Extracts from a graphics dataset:
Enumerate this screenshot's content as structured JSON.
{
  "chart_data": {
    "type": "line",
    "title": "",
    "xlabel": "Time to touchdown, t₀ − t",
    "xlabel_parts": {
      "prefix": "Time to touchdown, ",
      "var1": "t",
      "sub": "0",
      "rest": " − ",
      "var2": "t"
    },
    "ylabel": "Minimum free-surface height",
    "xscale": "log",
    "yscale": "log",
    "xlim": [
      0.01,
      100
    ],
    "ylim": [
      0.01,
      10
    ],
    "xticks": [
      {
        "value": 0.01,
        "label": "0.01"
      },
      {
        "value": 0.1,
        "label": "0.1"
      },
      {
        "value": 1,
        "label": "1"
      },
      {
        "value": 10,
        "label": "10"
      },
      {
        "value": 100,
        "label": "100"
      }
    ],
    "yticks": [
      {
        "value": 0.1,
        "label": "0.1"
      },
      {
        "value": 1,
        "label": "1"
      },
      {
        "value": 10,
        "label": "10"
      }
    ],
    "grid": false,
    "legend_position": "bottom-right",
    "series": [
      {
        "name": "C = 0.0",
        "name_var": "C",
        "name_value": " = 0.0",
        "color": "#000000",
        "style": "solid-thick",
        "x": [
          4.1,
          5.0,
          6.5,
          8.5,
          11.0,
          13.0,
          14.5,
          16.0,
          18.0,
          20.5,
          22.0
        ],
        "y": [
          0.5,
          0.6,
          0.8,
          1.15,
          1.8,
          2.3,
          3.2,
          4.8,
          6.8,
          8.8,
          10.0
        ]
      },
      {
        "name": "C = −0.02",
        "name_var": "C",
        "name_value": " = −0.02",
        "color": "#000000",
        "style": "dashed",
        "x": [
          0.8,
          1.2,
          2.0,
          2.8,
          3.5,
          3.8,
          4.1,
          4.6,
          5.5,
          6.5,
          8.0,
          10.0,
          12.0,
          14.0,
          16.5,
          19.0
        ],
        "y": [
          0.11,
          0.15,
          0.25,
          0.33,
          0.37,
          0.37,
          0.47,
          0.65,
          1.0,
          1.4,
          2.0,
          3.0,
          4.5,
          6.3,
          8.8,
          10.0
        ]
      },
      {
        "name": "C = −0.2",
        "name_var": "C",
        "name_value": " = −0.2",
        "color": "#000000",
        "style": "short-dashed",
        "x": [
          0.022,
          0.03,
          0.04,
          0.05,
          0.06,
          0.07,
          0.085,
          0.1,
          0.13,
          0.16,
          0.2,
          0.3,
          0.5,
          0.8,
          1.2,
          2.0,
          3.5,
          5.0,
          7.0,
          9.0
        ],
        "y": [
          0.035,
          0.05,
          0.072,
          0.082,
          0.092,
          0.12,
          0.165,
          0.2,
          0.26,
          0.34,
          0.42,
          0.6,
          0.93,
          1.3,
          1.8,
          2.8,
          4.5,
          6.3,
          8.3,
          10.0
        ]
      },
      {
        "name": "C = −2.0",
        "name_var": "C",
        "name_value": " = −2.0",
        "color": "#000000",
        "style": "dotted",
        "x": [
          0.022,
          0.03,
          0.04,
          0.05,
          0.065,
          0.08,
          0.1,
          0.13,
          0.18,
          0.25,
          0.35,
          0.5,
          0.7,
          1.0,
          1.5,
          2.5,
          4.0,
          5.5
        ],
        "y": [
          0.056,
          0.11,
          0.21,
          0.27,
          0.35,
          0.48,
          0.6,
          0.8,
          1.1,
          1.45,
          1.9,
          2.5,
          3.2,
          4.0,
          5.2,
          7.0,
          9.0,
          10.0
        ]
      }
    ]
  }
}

- _Problem to work on_
Return all the data exactly as given.

- _Task output_
Enumerate this screenshot's content as structured JSON.
{
  "chart_data": {
    "type": "line",
    "title": "",
    "xlabel": "Time to touchdown, t₀ − t",
    "xlabel_parts": {
      "prefix": "Time to touchdown, ",
      "var1": "t",
      "sub": "0",
      "rest": " − ",
      "var2": "t"
    },
    "ylabel": "Minimum free-surface height",
    "xscale": "log",
    "yscale": "log",
    "xlim": [
      0.01,
      100
    ],
    "ylim": [
      0.01,
      10
    ],
    "xticks": [
      {
        "value": 0.01,
        "label": "0.01"
      },
      {
        "value": 0.1,
        "label": "0.1"
      },
      {
        "value": 1,
        "label": "1"
      },
      {
        "value": 10,
        "label": "10"
      },
      {
        "value": 100,
        "label": "100"
      }
    ],
    "yticks": [
      {
        "value": 0.1,
        "label": "0.1"
      },
      {
        "value": 1,
        "label": "1"
      },
      {
        "value": 10,
        "label": "10"
      }
    ],
    "grid": false,
    "legend_position": "bottom-right",
    "series": [
      {
        "name": "C = 0.0",
        "name_var": "C",
        "name_value": " = 0.0",
        "color": "#000000",
        "style": "solid-thick",
        "x": [
          4.1,
          5.0,
          6.5,
          8.5,
          11.0,
          13.0,
          14.5,
          16.0,
          18.0,
          20.5,
          22.0
        ],
        "y": [
          0.5,
          0.6,
          0.8,
          1.15,
          1.8,
          2.3,
          3.2,
          4.8,
          6.8,
          8.8,
          10.0
        ]
      },
      {
        "name": "C = −0.02",
        "name_var": "C",
        "name_value": " = −0.02",
        "color": "#000000",
        "style": "dashed",
        "x": [
          0.8,
          1.2,
          2.0,
          2.8,
          3.5,
          3.8,
          4.1,
          4.6,
          5.5,
          6.5,
          8.0,
          10.0,
          12.0,
          14.0,
          16.5,
          19.0
        ],
        "y": [
          0.11,
          0.15,
          0.25,
          0.33,
          0.37,
          0.37,
          0.47,
          0.65,
          1.0,
          1.4,
          2.0,
          3.0,
          4.5,
          6.3,
          8.8,
          10.0
        ]
      },
      {
        "name": "C = −0.2",
        "name_var": "C",
        "name_value": " = −0.2",
        "color": "#000000",
        "style": "short-dashed",
        "x": [
          0.022,
          0.03,
          0.04,
          0.05,
          0.06,
          0.07,
          0.085,
          0.1,
          0.13,
          0.16,
          0.2,
          0.3,
          0.5,
          0.8,
          1.2,
          2.0,
          3.5,
          5.0,
          7.0,
          9.0
        ],
        "y": [
          0.035,
          0.05,
          0.072,
          0.082,
          0.092,
          0.12,
          0.165,
          0.2,
          0.26,
          0.34,
          0.42,
          0.6,
          0.93,
          1.3,
          1.8,
          2.8,
          4.5,
          6.3,
          8.3,
          10.0
        ]
      },
      {
        "name": "C = −2.0",
        "name_var": "C",
        "name_value": " = −2.0",
        "color": "#000000",
        "style": "dotted",
        "x": [
          0.022,
          0.03,
          0.04,
          0.05,
          0.065,
          0.08,
          0.1,
          0.13,
          0.18,
          0.25,
          0.35,
          0.5,
          0.7,
          1.0,
          1.5,
          2.5,
          4.0,
          5.5
        ],
        "y": [
          0.056,
          0.11,
          0.21,
          0.27,
          0.35,
          0.48,
          0.6,
          0.8,
          1.1,
          1.45,
          1.9,
          2.5,
          3.2,
          4.0,
          5.2,
          7.0,
          9.0,
          10.0
        ]
      }
    ]
  }
}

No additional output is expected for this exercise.